● **Challenge**
Pick out each line of the records in which the word "JSON" appears.

** start of Input for this task **

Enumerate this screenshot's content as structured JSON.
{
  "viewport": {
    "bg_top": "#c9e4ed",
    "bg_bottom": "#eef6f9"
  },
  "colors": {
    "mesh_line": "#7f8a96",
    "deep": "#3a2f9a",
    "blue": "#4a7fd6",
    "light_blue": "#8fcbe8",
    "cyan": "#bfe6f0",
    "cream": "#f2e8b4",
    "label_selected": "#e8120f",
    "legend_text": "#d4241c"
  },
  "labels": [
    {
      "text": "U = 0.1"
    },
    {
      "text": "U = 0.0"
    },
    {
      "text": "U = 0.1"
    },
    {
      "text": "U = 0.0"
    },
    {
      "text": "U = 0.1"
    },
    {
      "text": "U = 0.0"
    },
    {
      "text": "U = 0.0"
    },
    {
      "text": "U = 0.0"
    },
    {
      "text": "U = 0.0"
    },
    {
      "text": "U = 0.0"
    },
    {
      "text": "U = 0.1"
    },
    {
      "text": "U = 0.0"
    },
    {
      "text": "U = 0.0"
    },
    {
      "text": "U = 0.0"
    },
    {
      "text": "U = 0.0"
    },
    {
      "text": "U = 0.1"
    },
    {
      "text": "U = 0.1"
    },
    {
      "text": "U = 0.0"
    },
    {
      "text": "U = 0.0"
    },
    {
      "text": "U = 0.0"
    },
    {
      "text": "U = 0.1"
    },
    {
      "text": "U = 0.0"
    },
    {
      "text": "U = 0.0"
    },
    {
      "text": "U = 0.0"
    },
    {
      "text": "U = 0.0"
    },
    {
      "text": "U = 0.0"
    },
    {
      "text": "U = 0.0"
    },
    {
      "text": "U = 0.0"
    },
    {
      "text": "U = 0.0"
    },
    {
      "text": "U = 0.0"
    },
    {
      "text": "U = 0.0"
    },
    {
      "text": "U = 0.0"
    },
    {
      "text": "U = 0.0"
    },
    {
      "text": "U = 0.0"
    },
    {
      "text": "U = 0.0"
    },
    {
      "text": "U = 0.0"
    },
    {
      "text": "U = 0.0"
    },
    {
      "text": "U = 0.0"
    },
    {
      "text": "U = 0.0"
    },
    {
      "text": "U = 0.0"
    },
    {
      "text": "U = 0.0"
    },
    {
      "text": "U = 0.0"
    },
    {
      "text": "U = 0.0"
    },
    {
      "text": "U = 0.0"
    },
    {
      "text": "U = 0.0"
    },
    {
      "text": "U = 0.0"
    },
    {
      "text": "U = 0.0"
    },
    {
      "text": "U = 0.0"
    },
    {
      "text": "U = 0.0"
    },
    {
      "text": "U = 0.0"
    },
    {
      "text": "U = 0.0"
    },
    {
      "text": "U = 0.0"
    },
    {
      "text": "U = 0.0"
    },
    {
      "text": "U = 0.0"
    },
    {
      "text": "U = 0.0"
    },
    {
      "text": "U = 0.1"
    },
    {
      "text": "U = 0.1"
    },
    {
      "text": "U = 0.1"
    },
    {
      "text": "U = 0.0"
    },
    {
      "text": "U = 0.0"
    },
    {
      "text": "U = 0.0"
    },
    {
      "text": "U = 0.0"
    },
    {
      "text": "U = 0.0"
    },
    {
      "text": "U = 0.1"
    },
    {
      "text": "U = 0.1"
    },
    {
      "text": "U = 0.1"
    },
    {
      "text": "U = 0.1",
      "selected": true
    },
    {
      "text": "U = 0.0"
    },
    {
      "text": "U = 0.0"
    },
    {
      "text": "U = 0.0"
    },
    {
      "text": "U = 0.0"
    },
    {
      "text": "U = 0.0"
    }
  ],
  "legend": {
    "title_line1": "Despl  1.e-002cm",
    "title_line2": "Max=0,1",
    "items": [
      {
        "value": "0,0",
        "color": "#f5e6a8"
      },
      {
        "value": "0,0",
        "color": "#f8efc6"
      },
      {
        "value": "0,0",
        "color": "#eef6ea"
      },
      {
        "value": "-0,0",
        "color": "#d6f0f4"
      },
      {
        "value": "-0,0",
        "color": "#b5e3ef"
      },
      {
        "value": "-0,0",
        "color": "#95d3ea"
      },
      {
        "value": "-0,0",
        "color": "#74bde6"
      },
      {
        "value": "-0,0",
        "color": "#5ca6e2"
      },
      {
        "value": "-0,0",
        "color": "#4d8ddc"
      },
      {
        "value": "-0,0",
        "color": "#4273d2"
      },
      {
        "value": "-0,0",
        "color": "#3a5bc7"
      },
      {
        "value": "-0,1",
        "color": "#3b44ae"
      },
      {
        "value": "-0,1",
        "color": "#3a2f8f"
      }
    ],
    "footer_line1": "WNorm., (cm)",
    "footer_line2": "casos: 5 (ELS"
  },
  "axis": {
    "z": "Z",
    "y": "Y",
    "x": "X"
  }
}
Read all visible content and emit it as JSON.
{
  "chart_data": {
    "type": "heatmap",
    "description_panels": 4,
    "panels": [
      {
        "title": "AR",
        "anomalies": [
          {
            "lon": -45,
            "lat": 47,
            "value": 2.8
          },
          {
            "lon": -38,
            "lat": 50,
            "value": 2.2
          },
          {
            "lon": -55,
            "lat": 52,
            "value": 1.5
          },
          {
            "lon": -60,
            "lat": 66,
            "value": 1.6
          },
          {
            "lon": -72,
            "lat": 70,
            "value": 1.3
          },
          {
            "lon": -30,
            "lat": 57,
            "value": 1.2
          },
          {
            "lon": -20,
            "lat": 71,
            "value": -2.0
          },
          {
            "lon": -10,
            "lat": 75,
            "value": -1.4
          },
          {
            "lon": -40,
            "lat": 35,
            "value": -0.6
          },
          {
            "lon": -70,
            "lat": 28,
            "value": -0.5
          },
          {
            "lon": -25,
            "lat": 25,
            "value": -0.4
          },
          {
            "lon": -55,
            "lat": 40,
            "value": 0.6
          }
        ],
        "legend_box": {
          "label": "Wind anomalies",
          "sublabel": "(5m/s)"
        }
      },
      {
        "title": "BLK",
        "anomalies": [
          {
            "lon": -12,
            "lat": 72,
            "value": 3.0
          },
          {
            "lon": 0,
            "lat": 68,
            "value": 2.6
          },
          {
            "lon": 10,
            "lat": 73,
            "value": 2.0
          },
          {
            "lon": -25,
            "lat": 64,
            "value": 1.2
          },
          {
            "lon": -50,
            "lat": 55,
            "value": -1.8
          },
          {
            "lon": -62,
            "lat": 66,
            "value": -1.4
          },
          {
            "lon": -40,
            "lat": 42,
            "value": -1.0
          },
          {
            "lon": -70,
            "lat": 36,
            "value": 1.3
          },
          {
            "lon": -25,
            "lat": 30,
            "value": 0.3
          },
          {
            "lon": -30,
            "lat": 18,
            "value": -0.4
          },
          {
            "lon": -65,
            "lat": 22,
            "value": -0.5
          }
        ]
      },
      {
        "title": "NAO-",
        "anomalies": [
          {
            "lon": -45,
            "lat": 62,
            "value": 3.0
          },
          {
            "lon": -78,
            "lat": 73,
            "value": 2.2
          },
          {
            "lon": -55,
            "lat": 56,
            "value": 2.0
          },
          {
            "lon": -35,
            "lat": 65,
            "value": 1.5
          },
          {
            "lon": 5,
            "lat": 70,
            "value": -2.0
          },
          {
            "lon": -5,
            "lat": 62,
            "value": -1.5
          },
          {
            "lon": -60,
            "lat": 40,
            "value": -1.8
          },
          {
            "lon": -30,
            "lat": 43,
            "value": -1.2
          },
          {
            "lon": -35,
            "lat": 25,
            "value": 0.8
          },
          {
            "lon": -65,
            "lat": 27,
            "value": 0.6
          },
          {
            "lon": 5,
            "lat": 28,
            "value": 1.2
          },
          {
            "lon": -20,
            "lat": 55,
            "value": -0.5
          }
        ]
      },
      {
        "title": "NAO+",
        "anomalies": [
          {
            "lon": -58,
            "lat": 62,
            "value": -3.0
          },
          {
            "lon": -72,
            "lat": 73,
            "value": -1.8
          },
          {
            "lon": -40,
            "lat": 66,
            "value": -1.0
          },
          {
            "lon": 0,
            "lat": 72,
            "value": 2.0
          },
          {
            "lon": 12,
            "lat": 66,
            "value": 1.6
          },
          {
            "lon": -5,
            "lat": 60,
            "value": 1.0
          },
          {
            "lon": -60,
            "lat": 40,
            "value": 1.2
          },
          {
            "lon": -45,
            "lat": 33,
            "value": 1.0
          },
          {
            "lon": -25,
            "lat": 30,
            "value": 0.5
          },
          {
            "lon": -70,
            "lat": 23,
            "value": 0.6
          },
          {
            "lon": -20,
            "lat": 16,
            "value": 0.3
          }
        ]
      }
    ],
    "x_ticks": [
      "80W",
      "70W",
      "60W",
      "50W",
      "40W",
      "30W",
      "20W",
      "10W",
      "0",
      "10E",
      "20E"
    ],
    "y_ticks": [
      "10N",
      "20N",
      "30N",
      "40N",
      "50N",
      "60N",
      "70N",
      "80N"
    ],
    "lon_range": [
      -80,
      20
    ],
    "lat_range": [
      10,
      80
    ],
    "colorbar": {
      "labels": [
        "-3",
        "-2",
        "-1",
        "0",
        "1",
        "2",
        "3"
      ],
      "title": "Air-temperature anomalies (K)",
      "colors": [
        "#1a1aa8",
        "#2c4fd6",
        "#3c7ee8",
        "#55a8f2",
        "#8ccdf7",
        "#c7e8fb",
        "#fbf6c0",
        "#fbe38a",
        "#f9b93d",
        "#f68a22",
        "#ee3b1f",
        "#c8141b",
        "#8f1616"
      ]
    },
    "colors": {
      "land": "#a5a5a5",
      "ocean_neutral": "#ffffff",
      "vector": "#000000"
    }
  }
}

** end of Input for this task **

● **Exercise result**
Enumerate this screenshot's content as structured JSON.
Read all visible content and emit it as JSON.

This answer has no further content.